Stored data entries:

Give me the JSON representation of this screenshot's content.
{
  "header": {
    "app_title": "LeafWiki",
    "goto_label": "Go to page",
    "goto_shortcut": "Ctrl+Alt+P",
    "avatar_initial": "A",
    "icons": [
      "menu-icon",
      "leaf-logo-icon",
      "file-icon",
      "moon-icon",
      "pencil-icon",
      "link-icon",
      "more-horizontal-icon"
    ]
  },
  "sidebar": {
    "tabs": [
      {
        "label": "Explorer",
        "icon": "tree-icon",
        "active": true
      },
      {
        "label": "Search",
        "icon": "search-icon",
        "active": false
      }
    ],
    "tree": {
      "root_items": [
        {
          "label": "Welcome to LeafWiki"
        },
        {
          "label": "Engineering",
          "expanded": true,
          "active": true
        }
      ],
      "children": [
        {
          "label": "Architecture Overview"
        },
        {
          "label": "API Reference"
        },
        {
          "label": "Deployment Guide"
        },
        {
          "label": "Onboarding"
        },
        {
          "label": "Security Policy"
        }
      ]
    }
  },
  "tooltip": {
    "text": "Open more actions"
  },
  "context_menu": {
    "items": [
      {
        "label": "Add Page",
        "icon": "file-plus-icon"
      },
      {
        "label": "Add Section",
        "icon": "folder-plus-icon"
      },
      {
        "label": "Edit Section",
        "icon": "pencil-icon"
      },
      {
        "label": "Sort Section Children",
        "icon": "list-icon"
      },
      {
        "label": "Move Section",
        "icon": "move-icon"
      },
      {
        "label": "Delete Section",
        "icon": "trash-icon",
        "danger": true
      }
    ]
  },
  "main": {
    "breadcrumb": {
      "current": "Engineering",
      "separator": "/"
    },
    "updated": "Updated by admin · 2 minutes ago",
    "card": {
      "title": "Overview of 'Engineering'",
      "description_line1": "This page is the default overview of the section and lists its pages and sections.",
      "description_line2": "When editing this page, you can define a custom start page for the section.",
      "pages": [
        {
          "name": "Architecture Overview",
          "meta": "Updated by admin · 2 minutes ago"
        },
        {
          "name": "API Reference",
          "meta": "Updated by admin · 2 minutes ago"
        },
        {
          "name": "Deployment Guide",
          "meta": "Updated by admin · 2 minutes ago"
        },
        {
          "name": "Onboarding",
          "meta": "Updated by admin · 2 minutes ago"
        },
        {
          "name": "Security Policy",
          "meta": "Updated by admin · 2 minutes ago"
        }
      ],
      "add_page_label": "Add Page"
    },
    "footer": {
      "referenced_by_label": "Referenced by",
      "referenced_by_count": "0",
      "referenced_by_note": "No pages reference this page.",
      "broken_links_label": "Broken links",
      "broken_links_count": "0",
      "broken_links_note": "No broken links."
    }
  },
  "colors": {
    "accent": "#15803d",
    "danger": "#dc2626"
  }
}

— TASK INSTRUCTIONS —
Write every record out again, unaltered.

— TASK RESULT —
Give me the JSON representation of this screenshot's content.
{
  "header": {
    "app_title": "LeafWiki",
    "goto_label": "Go to page",
    "goto_shortcut": "Ctrl+Alt+P",
    "avatar_initial": "A",
    "icons": [
      "menu-icon",
      "leaf-logo-icon",
      "file-icon",
      "moon-icon",
      "pencil-icon",
      "link-icon",
      "more-horizontal-icon"
    ]
  },
  "sidebar": {
    "tabs": [
      {
        "label": "Explorer",
        "icon": "tree-icon",
        "active": true
      },
      {
        "label": "Search",
        "icon": "search-icon",
        "active": false
      }
    ],
    "tree": {
      "root_items": [
        {
          "label": "Welcome to LeafWiki"
        },
        {
          "label": "Engineering",
          "expanded": true,
          "active": true
        }
      ],
      "children": [
        {
          "label": "Architecture Overview"
        },
        {
          "label": "API Reference"
        },
        {
          "label": "Deployment Guide"
        },
        {
          "label": "Onboarding"
        },
        {
          "label": "Security Policy"
        }
      ]
    }
  },
  "tooltip": {
    "text": "Open more actions"
  },
  "context_menu": {
    "items": [
      {
        "label": "Add Page",
        "icon": "file-plus-icon"
      },
      {
        "label": "Add Section",
        "icon": "folder-plus-icon"
      },
      {
        "label": "Edit Section",
        "icon": "pencil-icon"
      },
      {
        "label": "Sort Section Children",
        "icon": "list-icon"
      },
      {
        "label": "Move Section",
        "icon": "move-icon"
      },
      {
        "label": "Delete Section",
        "icon": "trash-icon",
        "danger": true
      }
    ]
  },
  "main": {
    "breadcrumb": {
      "current": "Engineering",
      "separator": "/"
    },
    "updated": "Updated by admin · 2 minutes ago",
    "card": {
      "title": "Overview of 'Engineering'",
      "description_line1": "This page is the default overview of the section and lists its pages and sections.",
      "description_line2": "When editing this page, you can define a custom start page for the section.",
      "pages": [
        {
          "name": "Architecture Overview",
          "meta": "Updated by admin · 2 minutes ago"
        },
        {
          "name": "API Reference",
          "meta": "Updated by admin · 2 minutes ago"
        },
        {
          "name": "Deployment Guide",
          "meta": "Updated by admin · 2 minutes ago"
        },
        {
          "name": "Onboarding",
          "meta": "Updated by admin · 2 minutes ago"
        },
        {
          "name": "Security Policy",
          "meta": "Updated by admin · 2 minutes ago"
        }
      ],
      "add_page_label": "Add Page"
    },
    "footer": {
      "referenced_by_label": "Referenced by",
      "referenced_by_count": "0",
      "referenced_by_note": "No pages reference this page.",
      "broken_links_label": "Broken links",
      "broken_links_count": "0",
      "broken_links_note": "No broken links."
    }
  },
  "colors": {
    "accent": "#15803d",
    "danger": "#dc2626"
  }
}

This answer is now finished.